RECORDED INFORMATION =
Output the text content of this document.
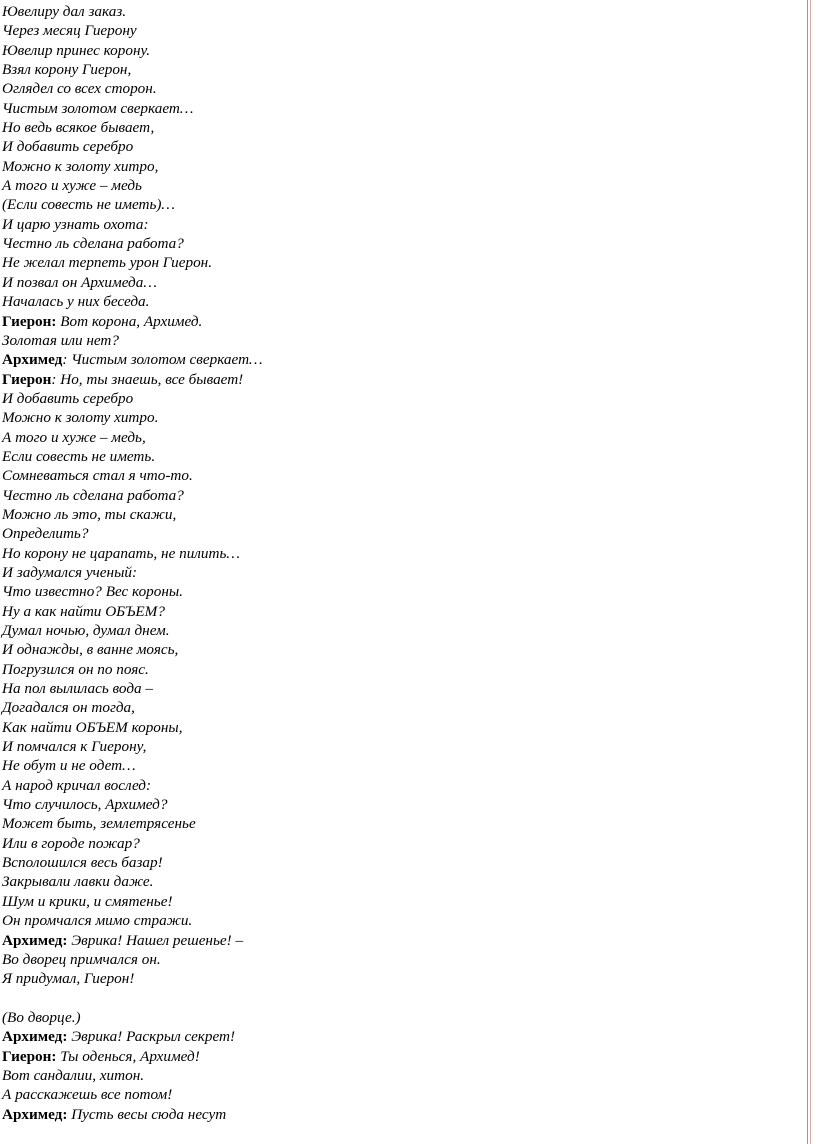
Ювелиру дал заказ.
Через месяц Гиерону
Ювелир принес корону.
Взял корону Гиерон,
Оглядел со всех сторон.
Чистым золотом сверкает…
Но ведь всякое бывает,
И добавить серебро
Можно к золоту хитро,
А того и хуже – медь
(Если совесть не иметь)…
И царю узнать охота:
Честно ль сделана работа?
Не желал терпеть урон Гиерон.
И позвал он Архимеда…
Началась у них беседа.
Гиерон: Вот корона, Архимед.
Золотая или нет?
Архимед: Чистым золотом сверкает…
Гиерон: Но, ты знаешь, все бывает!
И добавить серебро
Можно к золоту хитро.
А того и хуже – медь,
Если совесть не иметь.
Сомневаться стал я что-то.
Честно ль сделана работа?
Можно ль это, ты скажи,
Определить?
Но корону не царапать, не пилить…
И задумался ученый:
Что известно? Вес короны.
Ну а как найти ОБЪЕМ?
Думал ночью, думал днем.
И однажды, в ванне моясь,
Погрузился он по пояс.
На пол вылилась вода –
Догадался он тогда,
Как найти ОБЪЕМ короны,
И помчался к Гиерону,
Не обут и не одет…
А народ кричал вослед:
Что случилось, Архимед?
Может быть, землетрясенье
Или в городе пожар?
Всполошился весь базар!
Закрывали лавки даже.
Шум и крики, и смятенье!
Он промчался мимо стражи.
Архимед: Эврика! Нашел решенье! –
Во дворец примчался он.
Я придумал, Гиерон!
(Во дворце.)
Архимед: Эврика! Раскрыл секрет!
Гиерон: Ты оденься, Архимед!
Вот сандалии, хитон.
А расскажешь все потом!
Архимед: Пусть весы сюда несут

TASK BRIEF =
Without including the pictures, return each record above exactly as it stands.

THE RESPONSE =
Output the text content of this document.
Ювелиру дал заказ.
Через месяц Гиерону
Ювелир принес корону.
Взял корону Гиерон,
Оглядел со всех сторон.
Чистым золотом сверкает…
Но ведь всякое бывает,
И добавить серебро
Можно к золоту хитро,
А того и хуже – медь
(Если совесть не иметь)…
И царю узнать охота:
Честно ль сделана работа?
Не желал терпеть урон Гиерон.
И позвал он Архимеда…
Началась у них беседа.
Гиерон: Вот корона, Архимед.
Золотая или нет?
Архимед: Чистым золотом сверкает…
Гиерон: Но, ты знаешь, все бывает!
И добавить серебро
Можно к золоту хитро.
А того и хуже – медь,
Если совесть не иметь.
Сомневаться стал я что-то.
Честно ль сделана работа?
Можно ль это, ты скажи,
Определить?
Но корону не царапать, не пилить…
И задумался ученый:
Что известно? Вес короны.
Ну а как найти ОБЪЕМ?
Думал ночью, думал днем.
И однажды, в ванне моясь,
Погрузился он по пояс.
На пол вылилась вода –
Догадался он тогда,
Как найти ОБЪЕМ короны,
И помчался к Гиерону,
Не обут и не одет…
А народ кричал вослед:
Что случилось, Архимед?
Может быть, землетрясенье
Или в городе пожар?
Всполошился весь базар!
Закрывали лавки даже.
Шум и крики, и смятенье!
Он промчался мимо стражи.
Архимед: Эврика! Нашел решенье! –
Во дворец примчался он.
Я придумал, Гиерон!
(Во дворце.)
Архимед: Эврика! Раскрыл секрет!
Гиерон: Ты оденься, Архимед!
Вот сандалии, хитон.
А расскажешь все потом!
Архимед: Пусть весы сюда несут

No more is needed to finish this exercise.